▸ **Aim**: Tally up how many lines in the listing below contain the string "platform", and give only the total.

[Part of a data file]
^^^^
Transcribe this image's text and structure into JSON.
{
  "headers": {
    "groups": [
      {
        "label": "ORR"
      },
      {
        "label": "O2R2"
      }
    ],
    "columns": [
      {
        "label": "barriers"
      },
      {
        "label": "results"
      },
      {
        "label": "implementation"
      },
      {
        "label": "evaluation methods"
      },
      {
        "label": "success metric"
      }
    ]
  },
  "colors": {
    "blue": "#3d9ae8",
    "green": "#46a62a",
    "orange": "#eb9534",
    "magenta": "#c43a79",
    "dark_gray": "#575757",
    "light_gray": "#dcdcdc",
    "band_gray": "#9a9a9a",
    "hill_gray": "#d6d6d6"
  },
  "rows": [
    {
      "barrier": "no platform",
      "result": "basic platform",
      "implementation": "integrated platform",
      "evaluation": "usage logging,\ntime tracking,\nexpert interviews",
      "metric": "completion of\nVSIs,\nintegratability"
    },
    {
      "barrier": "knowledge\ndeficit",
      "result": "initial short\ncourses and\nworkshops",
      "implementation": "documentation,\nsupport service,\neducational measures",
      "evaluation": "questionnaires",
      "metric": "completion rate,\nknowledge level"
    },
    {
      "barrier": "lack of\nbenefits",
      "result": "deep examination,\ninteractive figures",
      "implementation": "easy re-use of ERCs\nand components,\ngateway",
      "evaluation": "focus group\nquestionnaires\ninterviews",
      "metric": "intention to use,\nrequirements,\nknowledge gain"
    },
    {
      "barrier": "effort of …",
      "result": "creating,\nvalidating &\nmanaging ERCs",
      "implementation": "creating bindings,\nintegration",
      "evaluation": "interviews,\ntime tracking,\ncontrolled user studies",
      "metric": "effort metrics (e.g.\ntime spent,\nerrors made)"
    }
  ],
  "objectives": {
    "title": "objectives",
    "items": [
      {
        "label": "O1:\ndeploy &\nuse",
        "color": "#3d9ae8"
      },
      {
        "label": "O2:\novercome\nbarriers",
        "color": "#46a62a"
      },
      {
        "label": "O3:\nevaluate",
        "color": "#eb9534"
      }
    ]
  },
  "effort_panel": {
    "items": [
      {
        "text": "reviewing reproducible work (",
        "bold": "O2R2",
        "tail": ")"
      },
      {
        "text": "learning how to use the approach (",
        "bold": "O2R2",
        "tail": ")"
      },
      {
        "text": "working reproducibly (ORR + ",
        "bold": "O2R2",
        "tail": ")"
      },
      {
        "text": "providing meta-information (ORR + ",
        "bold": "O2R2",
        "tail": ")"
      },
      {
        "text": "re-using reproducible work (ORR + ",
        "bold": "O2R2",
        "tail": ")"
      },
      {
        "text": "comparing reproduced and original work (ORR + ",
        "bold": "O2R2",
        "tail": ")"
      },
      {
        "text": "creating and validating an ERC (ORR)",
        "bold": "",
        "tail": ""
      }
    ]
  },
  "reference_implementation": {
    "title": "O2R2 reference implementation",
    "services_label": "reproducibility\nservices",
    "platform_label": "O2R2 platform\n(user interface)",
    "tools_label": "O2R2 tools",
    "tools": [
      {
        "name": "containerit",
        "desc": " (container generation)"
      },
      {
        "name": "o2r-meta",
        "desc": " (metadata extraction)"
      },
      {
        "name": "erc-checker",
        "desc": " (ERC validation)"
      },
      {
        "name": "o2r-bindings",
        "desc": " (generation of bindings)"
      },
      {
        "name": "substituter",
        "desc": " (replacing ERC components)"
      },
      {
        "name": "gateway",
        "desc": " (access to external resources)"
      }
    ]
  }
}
^^^^
▸ **Complete answer**: 4